• [EXERCISE INSTRUCTIONS]:
From the line that includes "Decode this image" to the last line of the data, quote each line precisely; both boundary lines belong in the answer.

Data excerpts
───
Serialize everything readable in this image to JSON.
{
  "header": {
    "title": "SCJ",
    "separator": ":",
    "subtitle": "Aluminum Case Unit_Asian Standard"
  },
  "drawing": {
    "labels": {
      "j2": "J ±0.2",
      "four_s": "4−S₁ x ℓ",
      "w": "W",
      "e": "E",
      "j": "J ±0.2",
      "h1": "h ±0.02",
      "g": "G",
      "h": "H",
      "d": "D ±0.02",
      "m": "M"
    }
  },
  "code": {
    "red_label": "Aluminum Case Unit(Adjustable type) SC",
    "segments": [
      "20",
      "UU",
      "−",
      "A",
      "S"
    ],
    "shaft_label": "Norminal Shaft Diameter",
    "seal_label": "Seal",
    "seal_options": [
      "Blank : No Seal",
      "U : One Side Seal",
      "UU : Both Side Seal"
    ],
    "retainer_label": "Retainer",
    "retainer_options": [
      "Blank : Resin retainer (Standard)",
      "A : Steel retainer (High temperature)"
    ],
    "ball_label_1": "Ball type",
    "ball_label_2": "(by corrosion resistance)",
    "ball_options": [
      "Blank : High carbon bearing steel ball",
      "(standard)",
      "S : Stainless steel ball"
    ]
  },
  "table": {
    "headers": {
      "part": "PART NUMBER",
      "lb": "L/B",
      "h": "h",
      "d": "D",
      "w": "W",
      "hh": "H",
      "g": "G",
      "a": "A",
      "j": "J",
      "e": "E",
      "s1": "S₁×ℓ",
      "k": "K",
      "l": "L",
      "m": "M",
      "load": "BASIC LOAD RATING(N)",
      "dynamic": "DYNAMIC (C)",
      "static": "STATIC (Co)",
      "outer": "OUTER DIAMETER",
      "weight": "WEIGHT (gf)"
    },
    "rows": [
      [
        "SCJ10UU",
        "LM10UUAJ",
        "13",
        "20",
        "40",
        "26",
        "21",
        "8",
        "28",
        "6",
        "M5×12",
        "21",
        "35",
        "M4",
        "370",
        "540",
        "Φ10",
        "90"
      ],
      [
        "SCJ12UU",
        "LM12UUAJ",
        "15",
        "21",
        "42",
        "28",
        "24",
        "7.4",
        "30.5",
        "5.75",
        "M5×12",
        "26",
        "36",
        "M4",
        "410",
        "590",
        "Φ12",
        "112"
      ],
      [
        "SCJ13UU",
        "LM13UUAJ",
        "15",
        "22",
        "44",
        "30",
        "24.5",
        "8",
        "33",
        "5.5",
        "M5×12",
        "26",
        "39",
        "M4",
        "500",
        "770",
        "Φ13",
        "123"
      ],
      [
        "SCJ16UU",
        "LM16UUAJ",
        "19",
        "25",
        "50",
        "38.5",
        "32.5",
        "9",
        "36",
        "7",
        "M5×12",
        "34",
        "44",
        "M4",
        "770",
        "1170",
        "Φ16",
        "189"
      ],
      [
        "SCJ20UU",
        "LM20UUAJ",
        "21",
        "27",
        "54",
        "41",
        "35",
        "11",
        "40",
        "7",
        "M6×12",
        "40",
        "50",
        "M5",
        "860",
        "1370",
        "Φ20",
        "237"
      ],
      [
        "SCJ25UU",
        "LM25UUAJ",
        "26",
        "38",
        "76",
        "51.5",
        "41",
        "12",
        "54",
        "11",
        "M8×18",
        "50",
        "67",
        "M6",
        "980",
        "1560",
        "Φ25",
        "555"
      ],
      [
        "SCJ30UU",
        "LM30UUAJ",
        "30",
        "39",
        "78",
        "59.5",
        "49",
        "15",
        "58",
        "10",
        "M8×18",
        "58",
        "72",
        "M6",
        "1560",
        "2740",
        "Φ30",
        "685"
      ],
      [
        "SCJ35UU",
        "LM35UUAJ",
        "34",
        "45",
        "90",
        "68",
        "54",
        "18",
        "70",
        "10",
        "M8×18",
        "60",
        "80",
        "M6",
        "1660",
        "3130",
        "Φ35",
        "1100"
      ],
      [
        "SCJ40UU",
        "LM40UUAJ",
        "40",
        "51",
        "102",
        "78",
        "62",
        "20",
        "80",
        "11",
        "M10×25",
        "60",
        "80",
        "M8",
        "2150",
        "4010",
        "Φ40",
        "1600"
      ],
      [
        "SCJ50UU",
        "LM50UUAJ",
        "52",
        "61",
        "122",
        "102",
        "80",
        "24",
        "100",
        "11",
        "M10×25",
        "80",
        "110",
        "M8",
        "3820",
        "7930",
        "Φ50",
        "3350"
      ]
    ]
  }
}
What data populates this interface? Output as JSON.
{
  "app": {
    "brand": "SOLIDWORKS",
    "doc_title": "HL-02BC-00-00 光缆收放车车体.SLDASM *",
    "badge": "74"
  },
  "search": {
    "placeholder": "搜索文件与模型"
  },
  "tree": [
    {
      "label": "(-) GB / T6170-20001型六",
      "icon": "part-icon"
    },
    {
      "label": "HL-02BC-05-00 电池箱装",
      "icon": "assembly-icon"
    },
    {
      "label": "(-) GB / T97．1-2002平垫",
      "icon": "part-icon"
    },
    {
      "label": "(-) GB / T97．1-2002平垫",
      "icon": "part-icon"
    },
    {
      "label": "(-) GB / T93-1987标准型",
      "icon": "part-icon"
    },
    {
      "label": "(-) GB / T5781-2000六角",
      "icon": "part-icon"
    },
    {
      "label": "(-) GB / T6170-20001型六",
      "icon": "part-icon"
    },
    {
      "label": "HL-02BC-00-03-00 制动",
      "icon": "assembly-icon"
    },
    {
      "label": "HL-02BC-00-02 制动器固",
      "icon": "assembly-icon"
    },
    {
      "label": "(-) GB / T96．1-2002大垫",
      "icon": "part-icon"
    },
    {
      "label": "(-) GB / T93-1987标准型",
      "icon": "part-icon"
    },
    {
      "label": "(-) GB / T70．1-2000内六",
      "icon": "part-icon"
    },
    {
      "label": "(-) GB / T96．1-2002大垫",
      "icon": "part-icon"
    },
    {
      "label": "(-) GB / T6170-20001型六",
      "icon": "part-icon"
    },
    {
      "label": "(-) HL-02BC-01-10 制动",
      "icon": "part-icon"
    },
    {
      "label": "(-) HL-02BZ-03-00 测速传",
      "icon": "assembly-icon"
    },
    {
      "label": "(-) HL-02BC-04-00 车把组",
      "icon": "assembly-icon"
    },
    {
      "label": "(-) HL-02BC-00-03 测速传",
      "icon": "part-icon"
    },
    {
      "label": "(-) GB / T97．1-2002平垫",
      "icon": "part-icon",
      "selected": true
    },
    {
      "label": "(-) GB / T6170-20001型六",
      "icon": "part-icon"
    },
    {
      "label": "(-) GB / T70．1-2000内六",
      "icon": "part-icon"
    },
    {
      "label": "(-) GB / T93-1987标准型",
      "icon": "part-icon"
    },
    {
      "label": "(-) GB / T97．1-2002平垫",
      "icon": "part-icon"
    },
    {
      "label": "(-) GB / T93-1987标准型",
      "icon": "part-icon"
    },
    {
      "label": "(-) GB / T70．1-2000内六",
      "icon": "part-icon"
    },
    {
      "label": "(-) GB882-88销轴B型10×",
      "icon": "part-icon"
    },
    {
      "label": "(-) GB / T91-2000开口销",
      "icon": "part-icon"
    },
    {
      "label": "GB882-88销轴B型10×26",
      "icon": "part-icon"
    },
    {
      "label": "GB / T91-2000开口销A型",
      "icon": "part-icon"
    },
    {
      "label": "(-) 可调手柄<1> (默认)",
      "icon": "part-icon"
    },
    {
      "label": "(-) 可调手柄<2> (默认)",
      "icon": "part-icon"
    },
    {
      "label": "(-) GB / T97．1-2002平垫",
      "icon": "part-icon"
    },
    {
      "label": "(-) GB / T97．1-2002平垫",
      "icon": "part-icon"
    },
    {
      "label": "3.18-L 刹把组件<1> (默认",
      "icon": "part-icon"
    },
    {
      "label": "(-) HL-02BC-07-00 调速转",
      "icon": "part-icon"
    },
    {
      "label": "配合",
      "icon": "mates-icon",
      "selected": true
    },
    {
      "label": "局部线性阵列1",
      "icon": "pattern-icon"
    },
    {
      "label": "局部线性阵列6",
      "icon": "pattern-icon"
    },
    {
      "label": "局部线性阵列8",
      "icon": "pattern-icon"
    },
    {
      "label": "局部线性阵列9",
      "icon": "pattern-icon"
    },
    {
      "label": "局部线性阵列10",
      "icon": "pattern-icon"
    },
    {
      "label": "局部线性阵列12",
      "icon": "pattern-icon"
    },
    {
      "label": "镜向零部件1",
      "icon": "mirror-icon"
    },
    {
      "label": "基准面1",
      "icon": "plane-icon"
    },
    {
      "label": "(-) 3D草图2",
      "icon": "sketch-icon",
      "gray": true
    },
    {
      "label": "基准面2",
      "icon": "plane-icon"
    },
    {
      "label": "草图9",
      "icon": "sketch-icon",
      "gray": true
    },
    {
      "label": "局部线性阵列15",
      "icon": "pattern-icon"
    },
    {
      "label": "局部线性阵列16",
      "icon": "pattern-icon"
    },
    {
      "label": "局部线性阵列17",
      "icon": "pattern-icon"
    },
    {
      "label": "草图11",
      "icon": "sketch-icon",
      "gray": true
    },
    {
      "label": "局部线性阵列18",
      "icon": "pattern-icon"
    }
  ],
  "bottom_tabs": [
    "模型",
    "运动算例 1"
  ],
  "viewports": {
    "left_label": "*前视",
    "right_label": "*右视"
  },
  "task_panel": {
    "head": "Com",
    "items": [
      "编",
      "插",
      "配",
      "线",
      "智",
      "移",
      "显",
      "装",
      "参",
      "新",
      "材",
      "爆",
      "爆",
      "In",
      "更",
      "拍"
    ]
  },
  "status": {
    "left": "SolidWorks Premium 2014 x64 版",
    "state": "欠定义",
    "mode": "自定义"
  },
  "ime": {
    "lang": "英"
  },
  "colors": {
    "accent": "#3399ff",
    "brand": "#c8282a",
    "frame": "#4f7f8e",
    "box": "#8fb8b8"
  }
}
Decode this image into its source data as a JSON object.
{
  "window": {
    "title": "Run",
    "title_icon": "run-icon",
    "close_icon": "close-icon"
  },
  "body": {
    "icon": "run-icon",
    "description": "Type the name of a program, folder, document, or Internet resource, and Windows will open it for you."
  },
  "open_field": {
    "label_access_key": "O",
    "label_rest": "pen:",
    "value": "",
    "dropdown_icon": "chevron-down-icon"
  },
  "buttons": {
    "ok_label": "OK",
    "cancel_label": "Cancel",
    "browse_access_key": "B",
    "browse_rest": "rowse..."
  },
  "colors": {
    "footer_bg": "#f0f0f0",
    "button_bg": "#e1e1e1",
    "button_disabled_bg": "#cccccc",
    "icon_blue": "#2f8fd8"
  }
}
───
• [ANSWER TO THE EXERCISE]:
Decode this image into its source data as a JSON object.
{
  "window": {
    "title": "Run",
    "title_icon": "run-icon",
    "close_icon": "close-icon"
  },
  "body": {
    "icon": "run-icon",
    "description": "Type the name of a program, folder, document, or Internet resource, and Windows will open it for you."
  },
  "open_field": {
    "label_access_key": "O",
    "label_rest": "pen:",
    "value": "",
    "dropdown_icon": "chevron-down-icon"
  },
  "buttons": {
    "ok_label": "OK",
    "cancel_label": "Cancel",
    "browse_access_key": "B",
    "browse_rest": "rowse..."
  },
  "colors": {
    "footer_bg": "#f0f0f0",
    "button_bg": "#e1e1e1",
    "button_disabled_bg": "#cccccc",
    "icon_blue": "#2f8fd8"
  }
}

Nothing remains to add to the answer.